INSTRUCTION: Quote each record exactly, please, leaving none out.

RECORDS FOR THIS TASK:
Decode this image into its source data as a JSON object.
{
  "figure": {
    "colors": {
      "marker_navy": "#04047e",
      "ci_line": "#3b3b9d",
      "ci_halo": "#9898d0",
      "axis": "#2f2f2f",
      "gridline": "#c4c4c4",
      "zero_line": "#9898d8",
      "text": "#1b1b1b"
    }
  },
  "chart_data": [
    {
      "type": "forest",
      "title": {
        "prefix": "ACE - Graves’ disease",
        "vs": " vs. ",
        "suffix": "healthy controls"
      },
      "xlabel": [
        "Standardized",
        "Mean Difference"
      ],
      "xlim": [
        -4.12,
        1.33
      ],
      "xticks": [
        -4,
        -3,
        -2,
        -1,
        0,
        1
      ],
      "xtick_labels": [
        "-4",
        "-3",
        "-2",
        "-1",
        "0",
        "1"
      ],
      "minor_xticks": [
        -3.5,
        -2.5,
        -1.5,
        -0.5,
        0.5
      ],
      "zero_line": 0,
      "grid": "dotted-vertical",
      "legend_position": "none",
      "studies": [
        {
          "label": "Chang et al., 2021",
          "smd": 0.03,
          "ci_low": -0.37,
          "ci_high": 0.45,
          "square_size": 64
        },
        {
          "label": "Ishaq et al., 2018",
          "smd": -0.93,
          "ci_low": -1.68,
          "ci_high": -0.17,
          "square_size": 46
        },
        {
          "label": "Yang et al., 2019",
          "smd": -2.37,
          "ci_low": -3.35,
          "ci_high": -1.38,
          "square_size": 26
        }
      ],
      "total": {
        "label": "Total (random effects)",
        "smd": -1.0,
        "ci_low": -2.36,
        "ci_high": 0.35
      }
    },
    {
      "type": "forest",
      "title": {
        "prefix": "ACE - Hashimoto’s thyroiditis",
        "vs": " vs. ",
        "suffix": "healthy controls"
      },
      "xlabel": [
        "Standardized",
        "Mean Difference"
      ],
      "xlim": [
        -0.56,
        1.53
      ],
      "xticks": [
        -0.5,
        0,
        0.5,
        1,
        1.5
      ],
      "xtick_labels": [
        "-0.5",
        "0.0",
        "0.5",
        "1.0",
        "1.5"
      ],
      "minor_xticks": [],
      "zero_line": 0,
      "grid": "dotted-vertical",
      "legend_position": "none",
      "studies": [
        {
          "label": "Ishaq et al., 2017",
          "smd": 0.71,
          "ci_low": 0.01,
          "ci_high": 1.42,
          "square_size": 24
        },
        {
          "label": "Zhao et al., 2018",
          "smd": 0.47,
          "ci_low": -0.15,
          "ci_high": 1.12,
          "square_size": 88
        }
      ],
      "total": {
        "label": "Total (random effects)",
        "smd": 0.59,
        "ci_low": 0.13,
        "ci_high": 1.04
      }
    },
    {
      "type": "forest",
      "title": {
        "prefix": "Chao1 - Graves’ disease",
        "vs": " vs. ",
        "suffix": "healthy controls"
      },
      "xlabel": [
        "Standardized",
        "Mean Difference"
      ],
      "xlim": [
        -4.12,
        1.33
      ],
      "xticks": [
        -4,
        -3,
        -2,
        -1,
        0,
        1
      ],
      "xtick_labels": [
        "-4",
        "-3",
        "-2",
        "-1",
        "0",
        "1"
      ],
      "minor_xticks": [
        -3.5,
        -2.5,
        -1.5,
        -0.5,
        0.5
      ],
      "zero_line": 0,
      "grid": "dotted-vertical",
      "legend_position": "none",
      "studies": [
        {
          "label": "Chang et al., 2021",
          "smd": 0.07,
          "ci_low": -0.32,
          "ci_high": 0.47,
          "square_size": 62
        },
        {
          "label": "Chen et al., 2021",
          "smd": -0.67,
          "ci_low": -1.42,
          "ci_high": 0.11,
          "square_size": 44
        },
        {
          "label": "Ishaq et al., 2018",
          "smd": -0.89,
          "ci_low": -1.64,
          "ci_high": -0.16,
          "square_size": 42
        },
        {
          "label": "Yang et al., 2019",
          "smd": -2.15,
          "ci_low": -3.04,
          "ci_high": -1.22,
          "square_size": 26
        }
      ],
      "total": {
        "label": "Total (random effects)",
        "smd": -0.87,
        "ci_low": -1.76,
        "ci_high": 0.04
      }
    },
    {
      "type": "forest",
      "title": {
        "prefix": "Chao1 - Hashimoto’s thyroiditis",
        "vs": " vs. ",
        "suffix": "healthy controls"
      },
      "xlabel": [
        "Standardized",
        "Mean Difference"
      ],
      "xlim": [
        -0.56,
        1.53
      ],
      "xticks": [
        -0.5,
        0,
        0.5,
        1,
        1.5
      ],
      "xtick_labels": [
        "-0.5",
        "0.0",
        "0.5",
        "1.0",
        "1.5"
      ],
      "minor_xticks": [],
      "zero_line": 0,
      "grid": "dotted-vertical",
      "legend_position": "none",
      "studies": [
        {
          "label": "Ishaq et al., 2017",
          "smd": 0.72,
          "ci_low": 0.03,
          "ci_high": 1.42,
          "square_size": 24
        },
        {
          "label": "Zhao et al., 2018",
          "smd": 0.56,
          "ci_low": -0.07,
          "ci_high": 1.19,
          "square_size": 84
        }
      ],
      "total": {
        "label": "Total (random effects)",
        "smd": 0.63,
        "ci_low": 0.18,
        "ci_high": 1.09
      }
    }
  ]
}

TASK SOLUTION:
Decode this image into its source data as a JSON object.
{
  "figure": {
    "colors": {
      "marker_navy": "#04047e",
      "ci_line": "#3b3b9d",
      "ci_halo": "#9898d0",
      "axis": "#2f2f2f",
      "gridline": "#c4c4c4",
      "zero_line": "#9898d8",
      "text": "#1b1b1b"
    }
  },
  "chart_data": [
    {
      "type": "forest",
      "title": {
        "prefix": "ACE - Graves’ disease",
        "vs": " vs. ",
        "suffix": "healthy controls"
      },
      "xlabel": [
        "Standardized",
        "Mean Difference"
      ],
      "xlim": [
        -4.12,
        1.33
      ],
      "xticks": [
        -4,
        -3,
        -2,
        -1,
        0,
        1
      ],
      "xtick_labels": [
        "-4",
        "-3",
        "-2",
        "-1",
        "0",
        "1"
      ],
      "minor_xticks": [
        -3.5,
        -2.5,
        -1.5,
        -0.5,
        0.5
      ],
      "zero_line": 0,
      "grid": "dotted-vertical",
      "legend_position": "none",
      "studies": [
        {
          "label": "Chang et al., 2021",
          "smd": 0.03,
          "ci_low": -0.37,
          "ci_high": 0.45,
          "square_size": 64
        },
        {
          "label": "Ishaq et al., 2018",
          "smd": -0.93,
          "ci_low": -1.68,
          "ci_high": -0.17,
          "square_size": 46
        },
        {
          "label": "Yang et al., 2019",
          "smd": -2.37,
          "ci_low": -3.35,
          "ci_high": -1.38,
          "square_size": 26
        }
      ],
      "total": {
        "label": "Total (random effects)",
        "smd": -1.0,
        "ci_low": -2.36,
        "ci_high": 0.35
      }
    },
    {
      "type": "forest",
      "title": {
        "prefix": "ACE - Hashimoto’s thyroiditis",
        "vs": " vs. ",
        "suffix": "healthy controls"
      },
      "xlabel": [
        "Standardized",
        "Mean Difference"
      ],
      "xlim": [
        -0.56,
        1.53
      ],
      "xticks": [
        -0.5,
        0,
        0.5,
        1,
        1.5
      ],
      "xtick_labels": [
        "-0.5",
        "0.0",
        "0.5",
        "1.0",
        "1.5"
      ],
      "minor_xticks": [],
      "zero_line": 0,
      "grid": "dotted-vertical",
      "legend_position": "none",
      "studies": [
        {
          "label": "Ishaq et al., 2017",
          "smd": 0.71,
          "ci_low": 0.01,
          "ci_high": 1.42,
          "square_size": 24
        },
        {
          "label": "Zhao et al., 2018",
          "smd": 0.47,
          "ci_low": -0.15,
          "ci_high": 1.12,
          "square_size": 88
        }
      ],
      "total": {
        "label": "Total (random effects)",
        "smd": 0.59,
        "ci_low": 0.13,
        "ci_high": 1.04
      }
    },
    {
      "type": "forest",
      "title": {
        "prefix": "Chao1 - Graves’ disease",
        "vs": " vs. ",
        "suffix": "healthy controls"
      },
      "xlabel": [
        "Standardized",
        "Mean Difference"
      ],
      "xlim": [
        -4.12,
        1.33
      ],
      "xticks": [
        -4,
        -3,
        -2,
        -1,
        0,
        1
      ],
      "xtick_labels": [
        "-4",
        "-3",
        "-2",
        "-1",
        "0",
        "1"
      ],
      "minor_xticks": [
        -3.5,
        -2.5,
        -1.5,
        -0.5,
        0.5
      ],
      "zero_line": 0,
      "grid": "dotted-vertical",
      "legend_position": "none",
      "studies": [
        {
          "label": "Chang et al., 2021",
          "smd": 0.07,
          "ci_low": -0.32,
          "ci_high": 0.47,
          "square_size": 62
        },
        {
          "label": "Chen et al., 2021",
          "smd": -0.67,
          "ci_low": -1.42,
          "ci_high": 0.11,
          "square_size": 44
        },
        {
          "label": "Ishaq et al., 2018",
          "smd": -0.89,
          "ci_low": -1.64,
          "ci_high": -0.16,
          "square_size": 42
        },
        {
          "label": "Yang et al., 2019",
          "smd": -2.15,
          "ci_low": -3.04,
          "ci_high": -1.22,
          "square_size": 26
        }
      ],
      "total": {
        "label": "Total (random effects)",
        "smd": -0.87,
        "ci_low": -1.76,
        "ci_high": 0.04
      }
    },
    {
      "type": "forest",
      "title": {
        "prefix": "Chao1 - Hashimoto’s thyroiditis",
        "vs": " vs. ",
        "suffix": "healthy controls"
      },
      "xlabel": [
        "Standardized",
        "Mean Difference"
      ],
      "xlim": [
        -0.56,
        1.53
      ],
      "xticks": [
        -0.5,
        0,
        0.5,
        1,
        1.5
      ],
      "xtick_labels": [
        "-0.5",
        "0.0",
        "0.5",
        "1.0",
        "1.5"
      ],
      "minor_xticks": [],
      "zero_line": 0,
      "grid": "dotted-vertical",
      "legend_position": "none",
      "studies": [
        {
          "label": "Ishaq et al., 2017",
          "smd": 0.72,
          "ci_low": 0.03,
          "ci_high": 1.42,
          "square_size": 24
        },
        {
          "label": "Zhao et al., 2018",
          "smd": 0.56,
          "ci_low": -0.07,
          "ci_high": 1.19,
          "square_size": 84
        }
      ],
      "total": {
        "label": "Total (random effects)",
        "smd": 0.63,
        "ci_low": 0.18,
        "ci_high": 1.09
      }
    }
  ]
}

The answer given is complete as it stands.